— start of Exercise input —

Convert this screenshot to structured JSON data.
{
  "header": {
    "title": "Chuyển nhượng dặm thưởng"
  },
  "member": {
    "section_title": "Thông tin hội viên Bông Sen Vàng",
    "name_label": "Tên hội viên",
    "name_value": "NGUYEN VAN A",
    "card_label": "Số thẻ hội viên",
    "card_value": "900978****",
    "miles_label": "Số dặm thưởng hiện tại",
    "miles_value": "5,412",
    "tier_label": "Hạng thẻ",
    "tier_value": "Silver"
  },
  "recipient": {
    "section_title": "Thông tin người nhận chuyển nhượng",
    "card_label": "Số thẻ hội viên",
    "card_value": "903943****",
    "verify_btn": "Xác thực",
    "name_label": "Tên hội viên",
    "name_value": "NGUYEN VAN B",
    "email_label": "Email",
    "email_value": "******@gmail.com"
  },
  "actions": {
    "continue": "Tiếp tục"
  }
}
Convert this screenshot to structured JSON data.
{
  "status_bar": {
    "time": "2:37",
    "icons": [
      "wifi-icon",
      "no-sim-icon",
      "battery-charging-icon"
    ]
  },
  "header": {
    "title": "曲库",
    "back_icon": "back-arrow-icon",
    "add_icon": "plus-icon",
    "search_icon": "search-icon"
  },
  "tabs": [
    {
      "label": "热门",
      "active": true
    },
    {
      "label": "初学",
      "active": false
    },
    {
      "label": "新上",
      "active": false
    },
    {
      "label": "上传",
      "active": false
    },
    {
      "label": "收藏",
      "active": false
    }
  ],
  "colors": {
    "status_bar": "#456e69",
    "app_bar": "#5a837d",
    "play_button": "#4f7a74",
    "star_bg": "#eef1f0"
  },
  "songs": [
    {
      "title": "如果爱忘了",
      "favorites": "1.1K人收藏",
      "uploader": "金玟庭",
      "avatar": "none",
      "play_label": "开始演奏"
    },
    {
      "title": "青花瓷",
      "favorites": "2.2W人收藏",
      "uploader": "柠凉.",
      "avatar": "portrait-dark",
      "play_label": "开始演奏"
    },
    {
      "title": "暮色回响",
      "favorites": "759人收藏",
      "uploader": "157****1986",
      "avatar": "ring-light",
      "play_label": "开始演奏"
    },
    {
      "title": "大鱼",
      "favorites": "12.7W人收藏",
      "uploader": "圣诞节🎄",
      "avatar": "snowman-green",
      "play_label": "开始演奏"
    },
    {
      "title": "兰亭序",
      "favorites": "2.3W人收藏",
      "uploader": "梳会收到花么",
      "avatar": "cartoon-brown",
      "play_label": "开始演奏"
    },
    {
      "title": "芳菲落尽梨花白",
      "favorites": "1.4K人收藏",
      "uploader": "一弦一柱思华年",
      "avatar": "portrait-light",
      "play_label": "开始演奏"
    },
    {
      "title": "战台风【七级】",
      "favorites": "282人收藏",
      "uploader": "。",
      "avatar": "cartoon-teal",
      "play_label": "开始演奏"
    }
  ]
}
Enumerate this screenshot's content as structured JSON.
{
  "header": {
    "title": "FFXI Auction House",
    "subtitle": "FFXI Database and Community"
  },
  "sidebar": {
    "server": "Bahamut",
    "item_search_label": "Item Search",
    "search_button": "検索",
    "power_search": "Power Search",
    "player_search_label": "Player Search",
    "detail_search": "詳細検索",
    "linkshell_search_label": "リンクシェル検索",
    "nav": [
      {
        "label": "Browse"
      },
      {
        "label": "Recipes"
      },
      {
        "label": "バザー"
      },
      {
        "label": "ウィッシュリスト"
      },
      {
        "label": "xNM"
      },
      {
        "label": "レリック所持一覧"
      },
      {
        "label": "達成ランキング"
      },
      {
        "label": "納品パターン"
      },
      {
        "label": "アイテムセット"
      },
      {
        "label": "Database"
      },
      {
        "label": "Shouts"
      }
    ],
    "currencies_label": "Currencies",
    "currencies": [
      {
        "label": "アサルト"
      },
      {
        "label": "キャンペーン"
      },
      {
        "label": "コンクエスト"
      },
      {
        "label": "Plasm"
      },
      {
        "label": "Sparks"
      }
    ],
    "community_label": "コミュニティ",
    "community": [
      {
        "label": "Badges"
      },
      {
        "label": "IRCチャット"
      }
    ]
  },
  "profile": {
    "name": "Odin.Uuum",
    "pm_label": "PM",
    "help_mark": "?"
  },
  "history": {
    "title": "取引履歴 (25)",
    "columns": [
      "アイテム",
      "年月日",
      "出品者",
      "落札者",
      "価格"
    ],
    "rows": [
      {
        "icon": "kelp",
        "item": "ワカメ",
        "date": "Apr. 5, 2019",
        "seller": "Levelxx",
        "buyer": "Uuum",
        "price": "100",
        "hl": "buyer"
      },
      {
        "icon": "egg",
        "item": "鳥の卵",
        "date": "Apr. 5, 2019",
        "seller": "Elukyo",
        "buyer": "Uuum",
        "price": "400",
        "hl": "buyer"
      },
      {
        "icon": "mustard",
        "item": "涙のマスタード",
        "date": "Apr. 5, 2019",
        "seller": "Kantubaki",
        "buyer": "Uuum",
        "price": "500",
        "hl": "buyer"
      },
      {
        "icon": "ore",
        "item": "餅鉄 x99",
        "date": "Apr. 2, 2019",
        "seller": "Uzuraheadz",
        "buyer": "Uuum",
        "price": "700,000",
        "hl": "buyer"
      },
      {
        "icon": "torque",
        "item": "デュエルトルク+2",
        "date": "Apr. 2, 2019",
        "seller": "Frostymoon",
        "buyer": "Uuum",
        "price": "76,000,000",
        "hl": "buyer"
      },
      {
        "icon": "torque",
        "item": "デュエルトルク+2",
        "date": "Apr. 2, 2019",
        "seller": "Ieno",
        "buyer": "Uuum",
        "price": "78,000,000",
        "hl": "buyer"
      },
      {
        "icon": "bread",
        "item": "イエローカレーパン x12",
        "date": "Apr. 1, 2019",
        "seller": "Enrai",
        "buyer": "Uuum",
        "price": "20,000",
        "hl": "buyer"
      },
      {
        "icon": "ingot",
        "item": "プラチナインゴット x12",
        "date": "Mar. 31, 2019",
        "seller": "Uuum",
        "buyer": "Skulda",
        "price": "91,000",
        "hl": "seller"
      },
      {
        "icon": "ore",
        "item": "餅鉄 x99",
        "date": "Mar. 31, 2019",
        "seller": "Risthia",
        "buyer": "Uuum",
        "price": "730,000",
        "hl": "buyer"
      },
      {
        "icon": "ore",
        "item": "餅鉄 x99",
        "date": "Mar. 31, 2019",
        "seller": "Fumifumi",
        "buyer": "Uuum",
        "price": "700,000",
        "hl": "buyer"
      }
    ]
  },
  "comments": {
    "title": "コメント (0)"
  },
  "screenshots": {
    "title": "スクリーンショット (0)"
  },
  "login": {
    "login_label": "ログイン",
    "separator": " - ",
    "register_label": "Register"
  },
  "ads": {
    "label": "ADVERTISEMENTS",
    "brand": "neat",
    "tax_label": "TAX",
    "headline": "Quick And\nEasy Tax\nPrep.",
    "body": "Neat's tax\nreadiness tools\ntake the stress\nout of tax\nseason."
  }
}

— end of Exercise input —

*Task goal*. Output the listing above word for word.

*Result below*.
Convert this screenshot to structured JSON data.
{
  "header": {
    "title": "Chuyển nhượng dặm thưởng"
  },
  "member": {
    "section_title": "Thông tin hội viên Bông Sen Vàng",
    "name_label": "Tên hội viên",
    "name_value": "NGUYEN VAN A",
    "card_label": "Số thẻ hội viên",
    "card_value": "900978****",
    "miles_label": "Số dặm thưởng hiện tại",
    "miles_value": "5,412",
    "tier_label": "Hạng thẻ",
    "tier_value": "Silver"
  },
  "recipient": {
    "section_title": "Thông tin người nhận chuyển nhượng",
    "card_label": "Số thẻ hội viên",
    "card_value": "903943****",
    "verify_btn": "Xác thực",
    "name_label": "Tên hội viên",
    "name_value": "NGUYEN VAN B",
    "email_label": "Email",
    "email_value": "******@gmail.com"
  },
  "actions": {
    "continue": "Tiếp tục"
  }
}
Convert this screenshot to structured JSON data.
{
  "status_bar": {
    "time": "2:37",
    "icons": [
      "wifi-icon",
      "no-sim-icon",
      "battery-charging-icon"
    ]
  },
  "header": {
    "title": "曲库",
    "back_icon": "back-arrow-icon",
    "add_icon": "plus-icon",
    "search_icon": "search-icon"
  },
  "tabs": [
    {
      "label": "热门",
      "active": true
    },
    {
      "label": "初学",
      "active": false
    },
    {
      "label": "新上",
      "active": false
    },
    {
      "label": "上传",
      "active": false
    },
    {
      "label": "收藏",
      "active": false
    }
  ],
  "colors": {
    "status_bar": "#456e69",
    "app_bar": "#5a837d",
    "play_button": "#4f7a74",
    "star_bg": "#eef1f0"
  },
  "songs": [
    {
      "title": "如果爱忘了",
      "favorites": "1.1K人收藏",
      "uploader": "金玟庭",
      "avatar": "none",
      "play_label": "开始演奏"
    },
    {
      "title": "青花瓷",
      "favorites": "2.2W人收藏",
      "uploader": "柠凉.",
      "avatar": "portrait-dark",
      "play_label": "开始演奏"
    },
    {
      "title": "暮色回响",
      "favorites": "759人收藏",
      "uploader": "157****1986",
      "avatar": "ring-light",
      "play_label": "开始演奏"
    },
    {
      "title": "大鱼",
      "favorites": "12.7W人收藏",
      "uploader": "圣诞节🎄",
      "avatar": "snowman-green",
      "play_label": "开始演奏"
    },
    {
      "title": "兰亭序",
      "favorites": "2.3W人收藏",
      "uploader": "梳会收到花么",
      "avatar": "cartoon-brown",
      "play_label": "开始演奏"
    },
    {
      "title": "芳菲落尽梨花白",
      "favorites": "1.4K人收藏",
      "uploader": "一弦一柱思华年",
      "avatar": "portrait-light",
      "play_label": "开始演奏"
    },
    {
      "title": "战台风【七级】",
      "favorites": "282人收藏",
      "uploader": "。",
      "avatar": "cartoon-teal",
      "play_label": "开始演奏"
    }
  ]
}
Enumerate this screenshot's content as structured JSON.
{
  "header": {
    "title": "FFXI Auction House",
    "subtitle": "FFXI Database and Community"
  },
  "sidebar": {
    "server": "Bahamut",
    "item_search_label": "Item Search",
    "search_button": "検索",
    "power_search": "Power Search",
    "player_search_label": "Player Search",
    "detail_search": "詳細検索",
    "linkshell_search_label": "リンクシェル検索",
    "nav": [
      {
        "label": "Browse"
      },
      {
        "label": "Recipes"
      },
      {
        "label": "バザー"
      },
      {
        "label": "ウィッシュリスト"
      },
      {
        "label": "xNM"
      },
      {
        "label": "レリック所持一覧"
      },
      {
        "label": "達成ランキング"
      },
      {
        "label": "納品パターン"
      },
      {
        "label": "アイテムセット"
      },
      {
        "label": "Database"
      },
      {
        "label": "Shouts"
      }
    ],
    "currencies_label": "Currencies",
    "currencies": [
      {
        "label": "アサルト"
      },
      {
        "label": "キャンペーン"
      },
      {
        "label": "コンクエスト"
      },
      {
        "label": "Plasm"
      },
      {
        "label": "Sparks"
      }
    ],
    "community_label": "コミュニティ",
    "community": [
      {
        "label": "Badges"
      },
      {
        "label": "IRCチャット"
      }
    ]
  },
  "profile": {
    "name": "Odin.Uuum",
    "pm_label": "PM",
    "help_mark": "?"
  },
  "history": {
    "title": "取引履歴 (25)",
    "columns": [
      "アイテム",
      "年月日",
      "出品者",
      "落札者",
      "価格"
    ],
    "rows": [
      {
        "icon": "kelp",
        "item": "ワカメ",
        "date": "Apr. 5, 2019",
        "seller": "Levelxx",
        "buyer": "Uuum",
        "price": "100",
        "hl": "buyer"
      },
      {
        "icon": "egg",
        "item": "鳥の卵",
        "date": "Apr. 5, 2019",
        "seller": "Elukyo",
        "buyer": "Uuum",
        "price": "400",
        "hl": "buyer"
      },
      {
        "icon": "mustard",
        "item": "涙のマスタード",
        "date": "Apr. 5, 2019",
        "seller": "Kantubaki",
        "buyer": "Uuum",
        "price": "500",
        "hl": "buyer"
      },
      {
        "icon": "ore",
        "item": "餅鉄 x99",
        "date": "Apr. 2, 2019",
        "seller": "Uzuraheadz",
        "buyer": "Uuum",
        "price": "700,000",
        "hl": "buyer"
      },
      {
        "icon": "torque",
        "item": "デュエルトルク+2",
        "date": "Apr. 2, 2019",
        "seller": "Frostymoon",
        "buyer": "Uuum",
        "price": "76,000,000",
        "hl": "buyer"
      },
      {
        "icon": "torque",
        "item": "デュエルトルク+2",
        "date": "Apr. 2, 2019",
        "seller": "Ieno",
        "buyer": "Uuum",
        "price": "78,000,000",
        "hl": "buyer"
      },
      {
        "icon": "bread",
        "item": "イエローカレーパン x12",
        "date": "Apr. 1, 2019",
        "seller": "Enrai",
        "buyer": "Uuum",
        "price": "20,000",
        "hl": "buyer"
      },
      {
        "icon": "ingot",
        "item": "プラチナインゴット x12",
        "date": "Mar. 31, 2019",
        "seller": "Uuum",
        "buyer": "Skulda",
        "price": "91,000",
        "hl": "seller"
      },
      {
        "icon": "ore",
        "item": "餅鉄 x99",
        "date": "Mar. 31, 2019",
        "seller": "Risthia",
        "buyer": "Uuum",
        "price": "730,000",
        "hl": "buyer"
      },
      {
        "icon": "ore",
        "item": "餅鉄 x99",
        "date": "Mar. 31, 2019",
        "seller": "Fumifumi",
        "buyer": "Uuum",
        "price": "700,000",
        "hl": "buyer"
      }
    ]
  },
  "comments": {
    "title": "コメント (0)"
  },
  "screenshots": {
    "title": "スクリーンショット (0)"
  },
  "login": {
    "login_label": "ログイン",
    "separator": " - ",
    "register_label": "Register"
  },
  "ads": {
    "label": "ADVERTISEMENTS",
    "brand": "neat",
    "tax_label": "TAX",
    "headline": "Quick And\nEasy Tax\nPrep.",
    "body": "Neat's tax\nreadiness tools\ntake the stress\nout of tax\nseason."
  }
}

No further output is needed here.